### Problems to work on
A - Rewrite the paragraph of the essay on cars that begins "Early houses had no porches or garages" in fewer words, keeping its main facts.
B - In the essay on cars below, swap "petrol" for "fuel" and give the passage starting with "But today, the" and going on through "to distant wars.".

### Passage for review

Tuesday, 12 May 2026

Car Slaves

 


Sitting in the middle of the recent Hari Raya traffic jam, I remember an old cartoon showing a Martian peering into a telescope directed at Earth. He says to his companion, 'The planet Earth is populated by beings that move on wheels. They breed little two-legged creatures to guard, clean and move them. These smaller creatures live their lives around the wheeled beings and are slaves to them.

Staring into a darkness lit with brake lights of different shapes, I started thinking how completely accurate the Martian description was. We have become slaves to the car which dictates our every move.  The car decides when to leave the house, how long to suffer on the road, which toll to avoid, and when to refill our Touch ’n Go cards. If we do not own a four-wheeled being, we summon one with a tap on a phone, as if cars have become a new species of domesticated household pet, obedient, responsive, and always on call.

But how did we get here?

Post-independent prosperity brought two magical facilities of modern life: the housing loan and the car loan. Together, they promised the Malaysian dream of owning a house and a car. The small repayments meant we quietly transferred our financial freedom to the banks for fifteen or more years. We thought we owned these amenities, when in truth, the banks owned us. The car in the porch was not merely a convenience. It was debt on wheels.

But before the banks claimed us, we first claimed the car as something almost sacred. A family’s new car was treated with the reverence reserved for a newborn child. Before it even reached home, it had to be blessed. Hindu owners took it to the temple for a special archanai, where holy water was sprinkled, sandalwood paste applied, and lemons sacrificed beneath the tyres. Catholic and Anglican families drove theirs to church for a prayer and a generous sprinkling of holy water. Malay Muslim families held a doa selamat at home or at the surau. Buddhist monks tied yellow strings to rear-view mirrors. Sikh families offered an ardaas at the gurdwara. Chinese families welcomed their new vehicle with incense, oranges, and auspicious rituals. An idol or symbol was a permanent occupant of the vehicle.

The car emerged spiritually fortified, followed by a ritual every morning, when it was washed and cleaned, if not by the owner, by the maid standing on a stool to reach the roof of the car.

And like any family member, the car had its rites of passage. First came the newborn blessings. Then the wedding years, when it was dressed up with ribbons, flowers, and a “Just Married” sign. After that came the school‑bus years, when the car became a mobile cafeteria, library, counselling centre, and a repository for lost toys and stationery. And finally, the last rite of passage: the funeral convoy, where the car that once carried us everywhere, now accompanies us on our final journey. The car quietly witnesses our entire life cycle, patiently waiting in the porch like a loyal family member who never quite learned to talk but always knew where we needed to go.

Early houses had no porches or garages. So, we invented the makeshift garage: four poles holding a roof of zinc sheets. By the 70s, housing developers surrendered and built proper car porches, even for the smallest terraced houses. These became social spaces that became places to read newspapers, dry clothes, play games, and occasionally park the car.

But today, the car connects us to something far less innocent. The petrol that keeps it alive comes from regions where wars are fought, and civilians live under drones and airstrikes. The quiet sedan sitting in the porch is linked by an invisible pipeline to deserts where people are bombed for the very resource that keeps its engines running. The car that once symbolised our independence now reminds us of our dependence on banks, on oil, on global markets, on conflicts we will never see but cannot escape.

And that is the final irony: in domesticating the car, we have allowed the car to completely colonise us. It rules our schedules, shapes our cities, empties our wallets, and ties us to distant wars.

### Material supplied
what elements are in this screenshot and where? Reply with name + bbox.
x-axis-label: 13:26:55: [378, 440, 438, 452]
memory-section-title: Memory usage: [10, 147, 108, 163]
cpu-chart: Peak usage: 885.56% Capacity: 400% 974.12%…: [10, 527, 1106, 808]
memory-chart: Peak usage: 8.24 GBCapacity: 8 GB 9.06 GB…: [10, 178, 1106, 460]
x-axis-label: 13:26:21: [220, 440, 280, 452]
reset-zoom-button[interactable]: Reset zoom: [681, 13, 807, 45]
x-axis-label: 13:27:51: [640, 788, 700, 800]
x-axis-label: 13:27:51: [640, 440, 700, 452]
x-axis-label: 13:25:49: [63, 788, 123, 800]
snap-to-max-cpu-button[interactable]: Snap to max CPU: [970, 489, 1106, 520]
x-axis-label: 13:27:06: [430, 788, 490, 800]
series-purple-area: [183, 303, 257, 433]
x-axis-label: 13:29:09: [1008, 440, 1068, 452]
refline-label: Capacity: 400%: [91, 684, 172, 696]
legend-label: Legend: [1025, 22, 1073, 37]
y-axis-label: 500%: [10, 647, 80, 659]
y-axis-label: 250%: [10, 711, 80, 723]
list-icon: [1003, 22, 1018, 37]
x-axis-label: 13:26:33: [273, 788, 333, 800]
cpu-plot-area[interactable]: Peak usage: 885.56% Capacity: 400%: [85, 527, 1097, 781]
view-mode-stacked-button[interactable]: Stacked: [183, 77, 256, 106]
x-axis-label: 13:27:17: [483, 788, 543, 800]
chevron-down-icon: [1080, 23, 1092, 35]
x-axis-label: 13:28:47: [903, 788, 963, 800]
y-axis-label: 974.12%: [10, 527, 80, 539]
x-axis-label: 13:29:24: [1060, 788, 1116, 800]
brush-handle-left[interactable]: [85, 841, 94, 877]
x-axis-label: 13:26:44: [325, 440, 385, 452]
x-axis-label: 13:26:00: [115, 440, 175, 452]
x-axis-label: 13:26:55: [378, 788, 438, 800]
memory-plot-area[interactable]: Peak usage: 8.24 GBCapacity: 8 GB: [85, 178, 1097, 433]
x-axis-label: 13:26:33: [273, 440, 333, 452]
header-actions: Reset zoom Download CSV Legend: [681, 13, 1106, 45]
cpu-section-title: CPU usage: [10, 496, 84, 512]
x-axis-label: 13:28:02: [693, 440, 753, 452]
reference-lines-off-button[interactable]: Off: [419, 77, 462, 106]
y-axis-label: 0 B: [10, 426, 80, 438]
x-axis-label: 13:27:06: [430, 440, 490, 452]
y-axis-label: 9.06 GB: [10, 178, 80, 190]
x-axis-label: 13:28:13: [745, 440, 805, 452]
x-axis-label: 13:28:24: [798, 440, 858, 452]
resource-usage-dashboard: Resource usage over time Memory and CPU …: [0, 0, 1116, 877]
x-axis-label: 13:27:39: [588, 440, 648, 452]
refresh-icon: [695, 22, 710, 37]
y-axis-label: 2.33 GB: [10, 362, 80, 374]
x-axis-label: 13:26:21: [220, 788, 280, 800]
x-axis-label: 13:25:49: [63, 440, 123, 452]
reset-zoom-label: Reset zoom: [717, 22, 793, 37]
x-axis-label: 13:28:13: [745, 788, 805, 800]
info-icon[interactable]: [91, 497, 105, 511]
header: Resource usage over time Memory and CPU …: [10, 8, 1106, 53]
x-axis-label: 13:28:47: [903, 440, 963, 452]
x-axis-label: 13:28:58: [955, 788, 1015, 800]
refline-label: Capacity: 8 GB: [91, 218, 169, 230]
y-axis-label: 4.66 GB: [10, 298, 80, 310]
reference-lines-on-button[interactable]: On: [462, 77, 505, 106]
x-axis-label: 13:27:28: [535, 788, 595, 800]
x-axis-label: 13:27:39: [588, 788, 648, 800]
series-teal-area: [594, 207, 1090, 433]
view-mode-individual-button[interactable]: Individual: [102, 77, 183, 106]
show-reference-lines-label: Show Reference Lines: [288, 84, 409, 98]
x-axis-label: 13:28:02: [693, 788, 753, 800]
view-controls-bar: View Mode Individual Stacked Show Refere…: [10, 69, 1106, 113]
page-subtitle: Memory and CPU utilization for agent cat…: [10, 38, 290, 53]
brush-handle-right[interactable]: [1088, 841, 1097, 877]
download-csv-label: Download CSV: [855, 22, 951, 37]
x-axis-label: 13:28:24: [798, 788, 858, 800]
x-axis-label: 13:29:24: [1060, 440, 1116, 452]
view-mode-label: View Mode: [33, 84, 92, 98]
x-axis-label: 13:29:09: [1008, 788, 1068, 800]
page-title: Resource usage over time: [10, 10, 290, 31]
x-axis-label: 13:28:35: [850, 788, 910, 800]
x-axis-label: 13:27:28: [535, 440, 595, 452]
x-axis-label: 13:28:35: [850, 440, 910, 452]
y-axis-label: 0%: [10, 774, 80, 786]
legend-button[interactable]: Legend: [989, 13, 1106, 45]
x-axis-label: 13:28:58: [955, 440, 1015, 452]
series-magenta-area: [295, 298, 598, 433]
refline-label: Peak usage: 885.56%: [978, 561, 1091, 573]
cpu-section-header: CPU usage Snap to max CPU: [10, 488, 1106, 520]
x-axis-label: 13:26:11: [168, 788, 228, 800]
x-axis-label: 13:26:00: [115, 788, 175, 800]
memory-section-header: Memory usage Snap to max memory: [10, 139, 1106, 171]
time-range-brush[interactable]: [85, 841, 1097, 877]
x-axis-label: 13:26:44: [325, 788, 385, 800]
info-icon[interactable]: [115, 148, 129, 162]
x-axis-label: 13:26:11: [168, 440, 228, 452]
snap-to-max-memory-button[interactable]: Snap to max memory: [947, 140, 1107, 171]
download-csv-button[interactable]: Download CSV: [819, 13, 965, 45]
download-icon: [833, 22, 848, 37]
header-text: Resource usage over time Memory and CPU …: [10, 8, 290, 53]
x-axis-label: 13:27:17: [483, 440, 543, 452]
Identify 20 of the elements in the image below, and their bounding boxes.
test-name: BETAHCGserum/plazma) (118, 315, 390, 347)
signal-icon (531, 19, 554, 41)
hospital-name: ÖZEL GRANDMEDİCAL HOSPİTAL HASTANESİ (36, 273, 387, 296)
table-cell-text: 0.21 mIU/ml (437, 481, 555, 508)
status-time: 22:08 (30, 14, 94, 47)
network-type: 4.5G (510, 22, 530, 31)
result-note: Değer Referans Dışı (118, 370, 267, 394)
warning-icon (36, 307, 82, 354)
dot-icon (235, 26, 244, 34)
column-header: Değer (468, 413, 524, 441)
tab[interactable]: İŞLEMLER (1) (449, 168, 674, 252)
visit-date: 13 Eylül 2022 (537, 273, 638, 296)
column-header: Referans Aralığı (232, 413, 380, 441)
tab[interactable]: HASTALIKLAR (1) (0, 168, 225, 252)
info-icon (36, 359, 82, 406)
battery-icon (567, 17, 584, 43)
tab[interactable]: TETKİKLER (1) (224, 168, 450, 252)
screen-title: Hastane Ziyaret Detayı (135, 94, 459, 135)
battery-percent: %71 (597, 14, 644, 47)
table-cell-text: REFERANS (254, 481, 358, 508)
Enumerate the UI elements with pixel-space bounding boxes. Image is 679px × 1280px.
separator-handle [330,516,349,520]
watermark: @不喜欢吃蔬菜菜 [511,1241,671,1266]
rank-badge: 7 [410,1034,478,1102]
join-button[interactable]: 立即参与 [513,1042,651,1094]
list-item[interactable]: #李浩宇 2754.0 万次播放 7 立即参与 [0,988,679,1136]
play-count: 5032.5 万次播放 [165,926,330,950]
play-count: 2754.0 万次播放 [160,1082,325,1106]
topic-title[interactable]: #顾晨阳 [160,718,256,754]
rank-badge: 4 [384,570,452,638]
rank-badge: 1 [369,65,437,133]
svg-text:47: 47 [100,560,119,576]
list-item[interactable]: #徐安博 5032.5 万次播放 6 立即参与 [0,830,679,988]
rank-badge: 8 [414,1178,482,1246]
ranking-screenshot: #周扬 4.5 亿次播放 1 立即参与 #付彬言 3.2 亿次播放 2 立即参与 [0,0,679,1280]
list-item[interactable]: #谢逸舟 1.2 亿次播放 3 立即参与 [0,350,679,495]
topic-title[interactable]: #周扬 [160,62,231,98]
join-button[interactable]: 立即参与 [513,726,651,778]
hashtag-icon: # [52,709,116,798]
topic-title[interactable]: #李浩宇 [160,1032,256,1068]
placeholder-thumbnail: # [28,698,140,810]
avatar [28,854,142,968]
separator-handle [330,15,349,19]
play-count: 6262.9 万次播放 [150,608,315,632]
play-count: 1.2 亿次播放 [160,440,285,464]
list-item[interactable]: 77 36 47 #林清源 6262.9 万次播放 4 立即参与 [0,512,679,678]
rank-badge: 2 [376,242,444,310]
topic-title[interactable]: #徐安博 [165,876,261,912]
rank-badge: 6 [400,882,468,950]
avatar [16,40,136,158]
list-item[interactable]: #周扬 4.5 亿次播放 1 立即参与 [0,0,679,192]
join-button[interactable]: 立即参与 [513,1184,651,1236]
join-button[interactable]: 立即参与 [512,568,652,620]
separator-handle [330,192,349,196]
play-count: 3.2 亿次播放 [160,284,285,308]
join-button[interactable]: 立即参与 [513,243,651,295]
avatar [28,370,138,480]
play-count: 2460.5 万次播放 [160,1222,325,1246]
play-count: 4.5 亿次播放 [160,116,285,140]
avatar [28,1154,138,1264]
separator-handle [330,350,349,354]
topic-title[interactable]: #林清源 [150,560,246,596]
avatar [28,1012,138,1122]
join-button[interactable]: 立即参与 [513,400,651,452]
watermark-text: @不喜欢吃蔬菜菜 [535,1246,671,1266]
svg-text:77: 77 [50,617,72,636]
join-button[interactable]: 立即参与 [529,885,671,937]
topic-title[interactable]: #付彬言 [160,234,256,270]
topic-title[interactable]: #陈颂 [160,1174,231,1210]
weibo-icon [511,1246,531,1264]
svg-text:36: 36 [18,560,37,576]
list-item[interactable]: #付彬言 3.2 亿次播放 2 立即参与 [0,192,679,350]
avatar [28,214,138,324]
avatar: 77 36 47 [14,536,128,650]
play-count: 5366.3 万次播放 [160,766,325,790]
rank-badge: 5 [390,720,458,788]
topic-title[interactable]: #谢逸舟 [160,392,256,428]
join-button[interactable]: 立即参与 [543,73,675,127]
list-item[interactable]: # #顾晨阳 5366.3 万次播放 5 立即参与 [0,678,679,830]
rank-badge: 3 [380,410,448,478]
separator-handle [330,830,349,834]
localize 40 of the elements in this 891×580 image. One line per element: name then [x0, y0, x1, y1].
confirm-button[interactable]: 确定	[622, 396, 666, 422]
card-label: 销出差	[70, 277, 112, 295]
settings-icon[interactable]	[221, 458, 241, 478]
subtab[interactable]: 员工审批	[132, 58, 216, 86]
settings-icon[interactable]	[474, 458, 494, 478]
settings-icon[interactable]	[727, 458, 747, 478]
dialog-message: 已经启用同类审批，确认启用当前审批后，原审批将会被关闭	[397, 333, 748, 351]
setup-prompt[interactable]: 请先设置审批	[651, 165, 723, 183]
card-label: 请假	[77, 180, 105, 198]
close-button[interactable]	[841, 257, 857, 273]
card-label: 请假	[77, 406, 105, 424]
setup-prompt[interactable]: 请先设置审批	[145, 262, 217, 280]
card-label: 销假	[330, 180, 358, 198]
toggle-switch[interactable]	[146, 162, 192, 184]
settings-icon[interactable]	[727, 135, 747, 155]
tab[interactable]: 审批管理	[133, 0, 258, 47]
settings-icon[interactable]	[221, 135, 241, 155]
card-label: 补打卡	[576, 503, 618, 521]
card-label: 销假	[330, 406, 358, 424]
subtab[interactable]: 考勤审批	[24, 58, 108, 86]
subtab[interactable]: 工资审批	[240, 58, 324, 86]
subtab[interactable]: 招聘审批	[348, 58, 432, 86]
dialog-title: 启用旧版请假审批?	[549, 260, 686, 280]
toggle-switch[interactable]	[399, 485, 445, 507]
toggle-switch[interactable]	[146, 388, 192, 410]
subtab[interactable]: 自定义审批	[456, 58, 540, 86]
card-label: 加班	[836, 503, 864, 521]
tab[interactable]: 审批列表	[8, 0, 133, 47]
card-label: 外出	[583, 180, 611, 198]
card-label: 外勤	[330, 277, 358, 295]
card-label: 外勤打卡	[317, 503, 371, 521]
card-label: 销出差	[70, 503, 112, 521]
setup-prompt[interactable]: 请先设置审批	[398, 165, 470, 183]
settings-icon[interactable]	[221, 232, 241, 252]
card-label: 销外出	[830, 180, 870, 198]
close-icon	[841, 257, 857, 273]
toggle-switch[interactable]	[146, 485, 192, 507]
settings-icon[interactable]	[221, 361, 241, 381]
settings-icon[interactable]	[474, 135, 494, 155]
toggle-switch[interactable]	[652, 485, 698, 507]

### Results for the exercise
A - Early houses lacked porches or garages, so people made do with four poles under a zinc roof. By the 70s, developers built proper car porches even for small terraced houses. These became spaces for reading newspapers, drying clothes, playing games, and occasionally parking the car.

B -
But today, the car connects us to something far less innocent. The fuel that keeps it alive comes from regions where wars are fought, and civilians live under drones and airstrikes. The quiet sedan sitting in the porch is linked by an invisible pipeline to deserts where people are bombed for the very resource that keeps its engines running. The car that once symbolised our independence now reminds us of our dependence on banks, on oil, on global markets, on conflicts we will never see but cannot escape.

And that is the final irony: in domesticating the car, we have allowed the car to completely colonise us. It rules our schedules, shapes our cities, empties our wallets, and ties us to distant wars.